▸ Exercise set:
1. Answer these about the CUDA 2.1 register thread below, one line each:
(a) About how many registers did the kernel use with loop unrolling under CUDA 2.0?
(b) What block size had the poster been using?
(c) Which nvcc option does the reply suggest for reducing the register count?
2. Please explain, using the reason the CUDA 2.1 register thread gives, why the kernel would no longer run with its earlier block size after the upgrade.

▸ Reading text:

First of all thanks to NVIDIA guys for CUDA 2.1

Now the issue:

I had a kernel which was using 22-23 registers without loop unrolling and around 24 registers with loop unrolling(unroll factor >=32) ( i got signficant increase in performance after that) — this was the situation with CUDA 2.0.

I installed CUDA 2.1 – without the loop unrolling my register usage was the same. But with the loop unrolling my register use shot up to 29 :mellow: , hence the block size which i was using previously (320 – multiple of 32) wouldn’t allow the kernel to run as the total number registers available are less ( 8192 on 8600GT ).

And if I do a smaller loop unrolling(unroll factor <32) - the kernel runs but performance is not that impressive.

Is this some kind of new register usage in CUDA 2.1 that we should know about ?


Nittin arora

Try the -maxrregcount option to nvcc to reduce register count to what you need. When doing that, make sure to keep track of lmem usage (if it goes up, you’re spilling registers to global memory).


Great… it works… but why… does the new CUDA 2.1 allocates more registers ?

Any reasons?


How about your lmem usage Nitin? Has it increased ?? We are also using unrolling to max out performance…

btw, Will this be fixed in the next official release?

▸ Source data:
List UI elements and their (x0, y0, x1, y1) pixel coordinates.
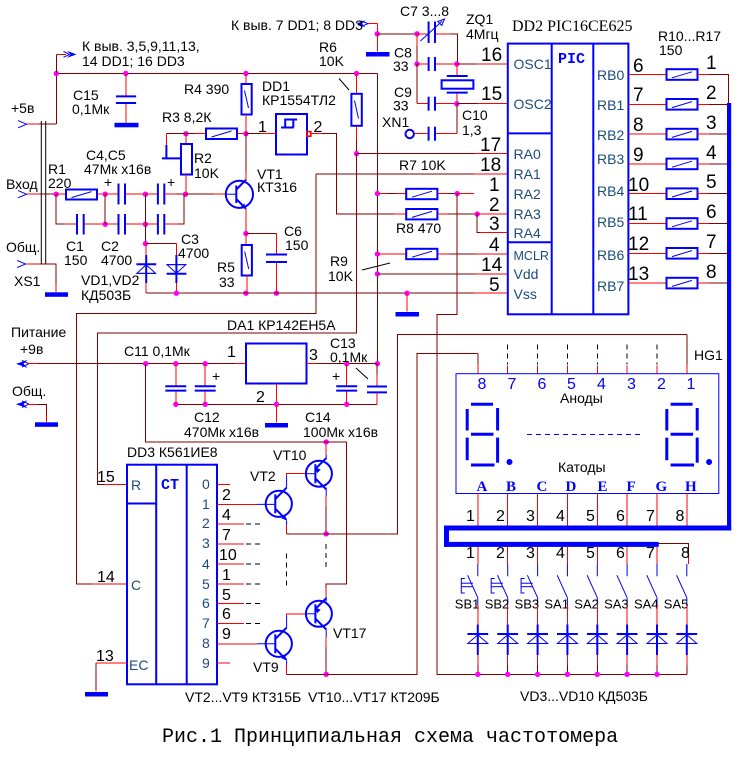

▸ Results of the exercise:
1.
(a) Around 24 registers.
(b) 320.
(c) -maxrregcount.

2. Under CUDA 2.1, loop unrolling made the kernel's register use rise to 29. At that usage, the 8192 registers available on the 8600GT were not enough for the block size of 320, so the kernel could not run.